Provided records:
— begin —
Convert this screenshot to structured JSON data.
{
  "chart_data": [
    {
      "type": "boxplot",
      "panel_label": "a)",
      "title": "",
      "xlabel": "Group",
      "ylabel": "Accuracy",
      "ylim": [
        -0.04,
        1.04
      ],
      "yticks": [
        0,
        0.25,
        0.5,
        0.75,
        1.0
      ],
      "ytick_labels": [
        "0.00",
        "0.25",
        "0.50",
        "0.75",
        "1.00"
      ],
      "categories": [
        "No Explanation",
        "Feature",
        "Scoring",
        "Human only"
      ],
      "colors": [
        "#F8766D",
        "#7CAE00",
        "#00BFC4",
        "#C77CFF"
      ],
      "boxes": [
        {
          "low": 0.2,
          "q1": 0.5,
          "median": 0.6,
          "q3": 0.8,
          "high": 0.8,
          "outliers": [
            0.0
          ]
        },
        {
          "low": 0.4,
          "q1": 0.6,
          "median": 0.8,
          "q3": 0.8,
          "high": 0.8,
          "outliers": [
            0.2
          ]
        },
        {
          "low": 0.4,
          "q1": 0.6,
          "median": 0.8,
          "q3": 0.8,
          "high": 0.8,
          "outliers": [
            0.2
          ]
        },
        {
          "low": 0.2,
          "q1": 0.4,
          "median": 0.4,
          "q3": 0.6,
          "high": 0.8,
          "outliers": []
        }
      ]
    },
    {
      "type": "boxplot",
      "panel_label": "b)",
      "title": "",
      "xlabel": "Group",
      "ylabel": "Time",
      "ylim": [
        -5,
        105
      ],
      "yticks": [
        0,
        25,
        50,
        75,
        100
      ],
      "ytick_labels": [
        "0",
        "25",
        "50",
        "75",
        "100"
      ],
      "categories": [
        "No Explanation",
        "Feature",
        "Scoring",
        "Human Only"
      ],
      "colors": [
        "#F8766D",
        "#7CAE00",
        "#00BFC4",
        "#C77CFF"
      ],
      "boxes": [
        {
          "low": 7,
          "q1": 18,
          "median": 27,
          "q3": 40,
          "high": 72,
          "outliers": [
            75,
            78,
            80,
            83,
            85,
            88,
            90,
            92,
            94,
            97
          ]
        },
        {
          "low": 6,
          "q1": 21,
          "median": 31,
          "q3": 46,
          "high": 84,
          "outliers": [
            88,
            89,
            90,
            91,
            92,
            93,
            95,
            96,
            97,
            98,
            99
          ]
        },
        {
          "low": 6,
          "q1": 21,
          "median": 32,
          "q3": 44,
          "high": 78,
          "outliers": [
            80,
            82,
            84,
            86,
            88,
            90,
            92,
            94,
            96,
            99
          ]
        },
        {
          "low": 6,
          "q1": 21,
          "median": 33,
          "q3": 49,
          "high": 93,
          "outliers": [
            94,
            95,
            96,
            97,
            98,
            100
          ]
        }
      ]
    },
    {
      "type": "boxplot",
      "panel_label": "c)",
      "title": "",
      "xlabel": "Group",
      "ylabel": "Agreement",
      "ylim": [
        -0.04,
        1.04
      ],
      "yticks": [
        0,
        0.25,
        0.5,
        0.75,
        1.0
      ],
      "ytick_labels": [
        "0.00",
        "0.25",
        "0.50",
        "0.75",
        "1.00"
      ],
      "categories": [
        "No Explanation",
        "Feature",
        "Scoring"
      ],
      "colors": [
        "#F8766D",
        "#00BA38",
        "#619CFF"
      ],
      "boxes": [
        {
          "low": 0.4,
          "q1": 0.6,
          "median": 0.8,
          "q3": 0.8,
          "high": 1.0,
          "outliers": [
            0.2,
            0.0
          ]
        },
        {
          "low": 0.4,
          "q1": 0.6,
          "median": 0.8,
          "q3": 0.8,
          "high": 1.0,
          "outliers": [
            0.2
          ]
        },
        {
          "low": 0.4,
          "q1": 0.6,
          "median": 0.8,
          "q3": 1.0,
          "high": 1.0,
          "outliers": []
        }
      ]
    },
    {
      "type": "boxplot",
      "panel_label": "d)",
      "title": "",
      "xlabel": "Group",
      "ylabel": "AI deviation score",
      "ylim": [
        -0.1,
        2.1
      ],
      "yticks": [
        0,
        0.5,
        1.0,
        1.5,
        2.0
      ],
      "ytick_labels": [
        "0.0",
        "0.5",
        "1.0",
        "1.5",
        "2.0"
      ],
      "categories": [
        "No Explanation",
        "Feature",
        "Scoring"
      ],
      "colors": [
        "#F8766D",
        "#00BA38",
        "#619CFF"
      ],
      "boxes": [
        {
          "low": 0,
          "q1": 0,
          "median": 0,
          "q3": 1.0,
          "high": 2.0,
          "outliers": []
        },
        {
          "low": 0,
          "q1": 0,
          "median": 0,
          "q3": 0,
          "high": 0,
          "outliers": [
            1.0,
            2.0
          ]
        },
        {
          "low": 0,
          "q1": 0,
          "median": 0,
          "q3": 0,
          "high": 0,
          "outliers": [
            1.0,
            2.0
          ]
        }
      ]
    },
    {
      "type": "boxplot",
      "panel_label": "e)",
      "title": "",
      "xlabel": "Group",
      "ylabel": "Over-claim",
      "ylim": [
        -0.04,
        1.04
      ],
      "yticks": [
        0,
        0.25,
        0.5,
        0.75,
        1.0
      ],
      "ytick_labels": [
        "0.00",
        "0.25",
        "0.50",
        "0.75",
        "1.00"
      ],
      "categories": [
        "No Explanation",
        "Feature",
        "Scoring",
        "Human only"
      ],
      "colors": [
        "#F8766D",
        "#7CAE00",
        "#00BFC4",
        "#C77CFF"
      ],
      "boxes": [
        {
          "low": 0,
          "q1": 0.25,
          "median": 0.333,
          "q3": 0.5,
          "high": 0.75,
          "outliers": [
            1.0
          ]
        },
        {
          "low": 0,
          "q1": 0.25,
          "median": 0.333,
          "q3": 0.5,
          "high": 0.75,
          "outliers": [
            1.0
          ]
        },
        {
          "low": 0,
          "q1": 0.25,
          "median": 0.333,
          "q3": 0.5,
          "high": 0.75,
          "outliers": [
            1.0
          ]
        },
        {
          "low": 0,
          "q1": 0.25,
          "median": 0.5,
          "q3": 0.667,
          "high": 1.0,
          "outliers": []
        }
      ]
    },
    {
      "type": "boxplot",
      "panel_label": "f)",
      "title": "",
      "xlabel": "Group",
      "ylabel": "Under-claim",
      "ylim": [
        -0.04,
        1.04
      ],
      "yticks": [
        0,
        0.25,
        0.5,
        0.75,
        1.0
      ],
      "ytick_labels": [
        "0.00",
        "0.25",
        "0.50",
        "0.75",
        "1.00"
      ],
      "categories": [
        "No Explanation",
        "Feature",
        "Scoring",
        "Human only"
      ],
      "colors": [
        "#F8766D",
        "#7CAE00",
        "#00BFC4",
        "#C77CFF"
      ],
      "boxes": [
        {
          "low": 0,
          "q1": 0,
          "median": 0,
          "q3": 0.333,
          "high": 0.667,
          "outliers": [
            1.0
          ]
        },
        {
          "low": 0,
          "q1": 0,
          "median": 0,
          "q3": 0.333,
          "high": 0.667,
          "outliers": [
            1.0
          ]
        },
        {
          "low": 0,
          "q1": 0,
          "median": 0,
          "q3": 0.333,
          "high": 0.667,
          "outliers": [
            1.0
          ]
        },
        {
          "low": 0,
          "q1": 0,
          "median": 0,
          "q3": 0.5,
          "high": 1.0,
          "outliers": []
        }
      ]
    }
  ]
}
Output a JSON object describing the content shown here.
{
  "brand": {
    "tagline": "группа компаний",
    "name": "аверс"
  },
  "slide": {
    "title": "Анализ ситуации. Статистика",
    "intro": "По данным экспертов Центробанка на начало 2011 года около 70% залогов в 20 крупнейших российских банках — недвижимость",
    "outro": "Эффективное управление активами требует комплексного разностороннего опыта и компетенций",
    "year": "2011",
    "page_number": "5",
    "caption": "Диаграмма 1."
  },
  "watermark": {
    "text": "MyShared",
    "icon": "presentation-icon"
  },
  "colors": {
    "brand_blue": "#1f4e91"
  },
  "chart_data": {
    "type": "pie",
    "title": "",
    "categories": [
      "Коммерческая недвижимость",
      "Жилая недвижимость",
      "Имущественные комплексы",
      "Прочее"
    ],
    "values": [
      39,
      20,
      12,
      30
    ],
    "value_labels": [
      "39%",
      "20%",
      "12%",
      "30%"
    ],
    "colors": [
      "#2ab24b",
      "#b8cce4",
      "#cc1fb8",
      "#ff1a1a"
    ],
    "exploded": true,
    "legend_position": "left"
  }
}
— end —
Your task: Copy, from the material, each line that holds the string "недвижимость".

Reply:
    "intro": "По данным экспертов Центробанка на начало 2011 года около 70% залогов в 20 крупнейших российских банках — недвижимость",
      "Коммерческая недвижимость",
      "Жилая недвижимость",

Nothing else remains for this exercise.